§ What is asked
Tell me how many lines hold "nach", please, using only the number.

··· Records to process

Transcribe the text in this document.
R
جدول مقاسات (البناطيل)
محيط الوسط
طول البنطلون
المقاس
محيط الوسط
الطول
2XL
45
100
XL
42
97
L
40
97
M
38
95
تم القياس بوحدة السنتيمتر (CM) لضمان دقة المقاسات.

······
··· Records to process

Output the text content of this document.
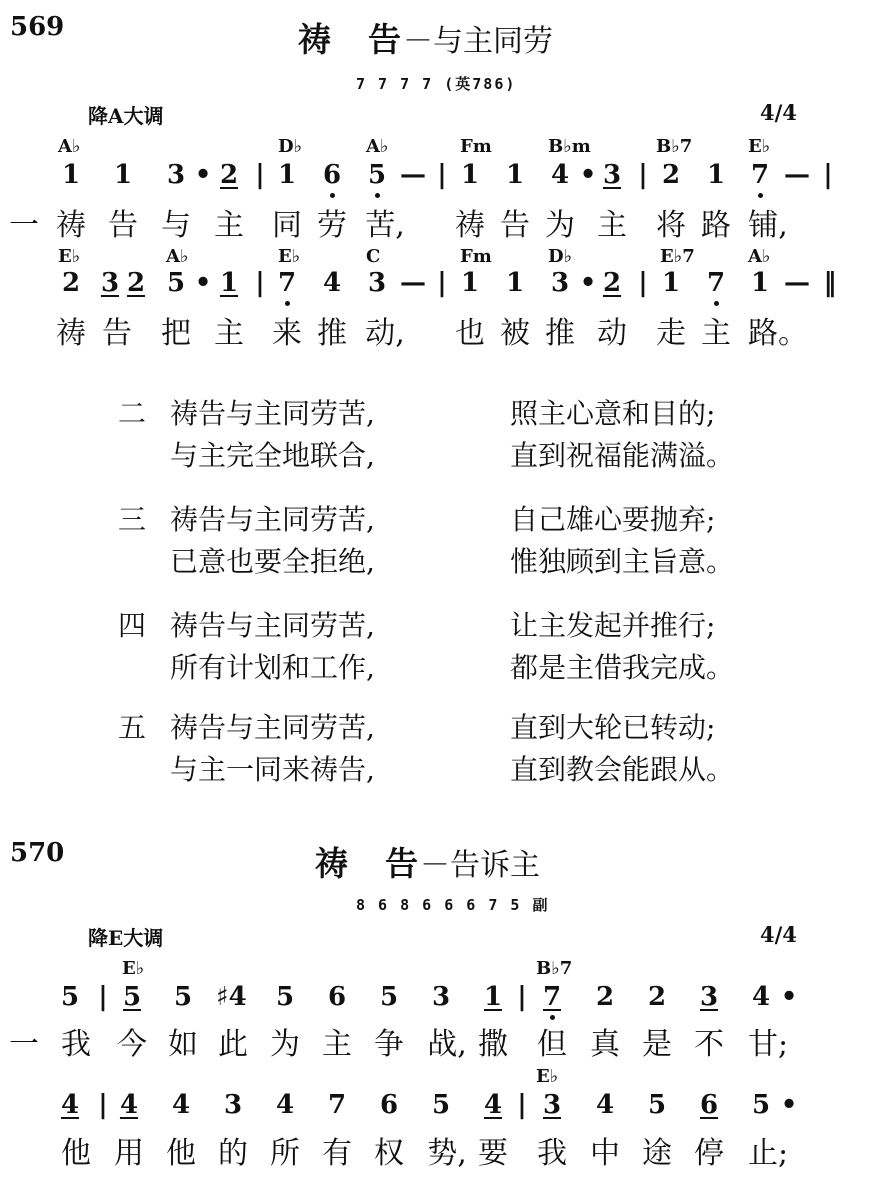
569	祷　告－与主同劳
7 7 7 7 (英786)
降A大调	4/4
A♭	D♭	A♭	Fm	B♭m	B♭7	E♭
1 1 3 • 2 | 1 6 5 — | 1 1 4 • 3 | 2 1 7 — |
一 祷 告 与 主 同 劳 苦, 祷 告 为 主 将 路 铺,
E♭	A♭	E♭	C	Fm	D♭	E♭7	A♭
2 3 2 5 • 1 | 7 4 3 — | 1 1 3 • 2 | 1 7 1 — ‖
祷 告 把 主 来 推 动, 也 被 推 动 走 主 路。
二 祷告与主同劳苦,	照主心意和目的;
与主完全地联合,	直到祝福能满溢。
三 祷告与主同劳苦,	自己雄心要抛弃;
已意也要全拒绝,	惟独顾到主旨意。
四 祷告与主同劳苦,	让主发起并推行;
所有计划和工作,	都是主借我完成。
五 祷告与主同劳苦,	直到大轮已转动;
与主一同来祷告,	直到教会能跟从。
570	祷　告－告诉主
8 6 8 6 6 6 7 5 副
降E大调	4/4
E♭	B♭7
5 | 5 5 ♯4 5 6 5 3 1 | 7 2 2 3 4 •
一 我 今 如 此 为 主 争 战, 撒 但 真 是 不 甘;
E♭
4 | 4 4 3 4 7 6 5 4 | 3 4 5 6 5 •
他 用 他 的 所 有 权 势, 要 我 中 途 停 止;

······
··· Records to process

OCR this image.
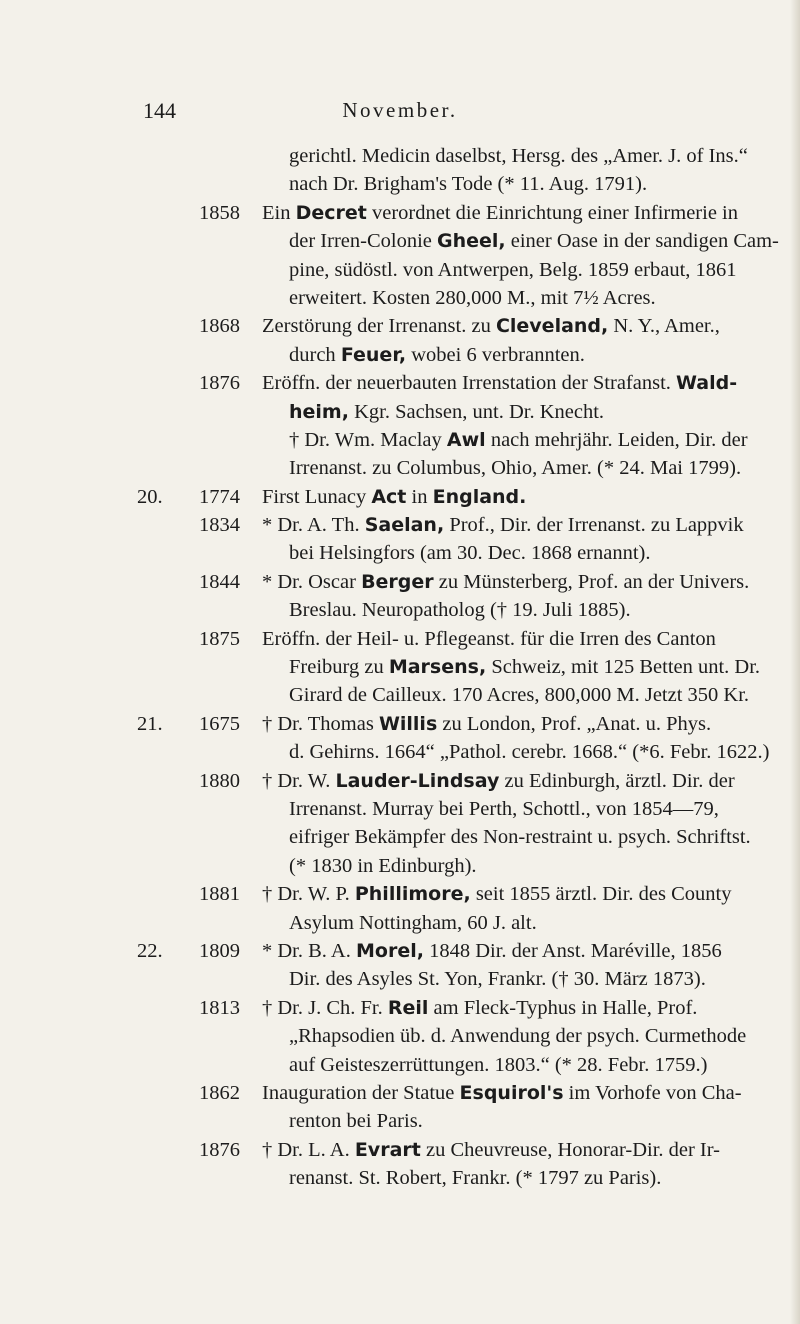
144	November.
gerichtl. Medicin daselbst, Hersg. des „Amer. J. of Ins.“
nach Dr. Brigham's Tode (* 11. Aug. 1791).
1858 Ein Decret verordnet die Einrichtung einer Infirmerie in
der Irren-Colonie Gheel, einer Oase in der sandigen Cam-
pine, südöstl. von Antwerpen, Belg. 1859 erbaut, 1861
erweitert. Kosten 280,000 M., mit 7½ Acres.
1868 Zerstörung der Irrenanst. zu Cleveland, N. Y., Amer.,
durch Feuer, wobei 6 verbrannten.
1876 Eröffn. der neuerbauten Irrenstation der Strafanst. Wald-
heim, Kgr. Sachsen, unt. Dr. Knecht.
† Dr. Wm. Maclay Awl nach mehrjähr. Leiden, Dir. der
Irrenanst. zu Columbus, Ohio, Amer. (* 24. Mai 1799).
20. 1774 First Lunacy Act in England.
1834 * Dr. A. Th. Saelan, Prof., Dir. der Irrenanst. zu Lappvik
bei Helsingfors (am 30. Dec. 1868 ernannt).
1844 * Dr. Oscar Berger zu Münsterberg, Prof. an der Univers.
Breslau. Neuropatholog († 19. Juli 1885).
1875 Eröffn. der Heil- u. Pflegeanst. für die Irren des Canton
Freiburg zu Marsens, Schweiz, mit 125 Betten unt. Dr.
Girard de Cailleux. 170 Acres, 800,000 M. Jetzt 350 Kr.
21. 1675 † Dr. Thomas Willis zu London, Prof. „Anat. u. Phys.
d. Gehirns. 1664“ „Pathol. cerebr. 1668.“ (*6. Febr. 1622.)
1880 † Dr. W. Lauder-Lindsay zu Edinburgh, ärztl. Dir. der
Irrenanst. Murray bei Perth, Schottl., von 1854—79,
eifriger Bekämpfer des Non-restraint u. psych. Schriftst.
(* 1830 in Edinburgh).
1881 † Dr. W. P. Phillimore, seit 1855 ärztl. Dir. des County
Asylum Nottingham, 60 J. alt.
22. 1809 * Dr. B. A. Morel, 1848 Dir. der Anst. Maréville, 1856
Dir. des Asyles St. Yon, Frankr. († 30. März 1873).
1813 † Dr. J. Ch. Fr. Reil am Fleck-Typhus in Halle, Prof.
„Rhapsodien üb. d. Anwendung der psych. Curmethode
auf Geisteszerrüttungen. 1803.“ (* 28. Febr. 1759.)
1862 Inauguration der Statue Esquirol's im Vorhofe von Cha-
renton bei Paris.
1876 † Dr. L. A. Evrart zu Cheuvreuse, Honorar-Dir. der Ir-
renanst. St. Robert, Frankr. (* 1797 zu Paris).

······

§ The response
2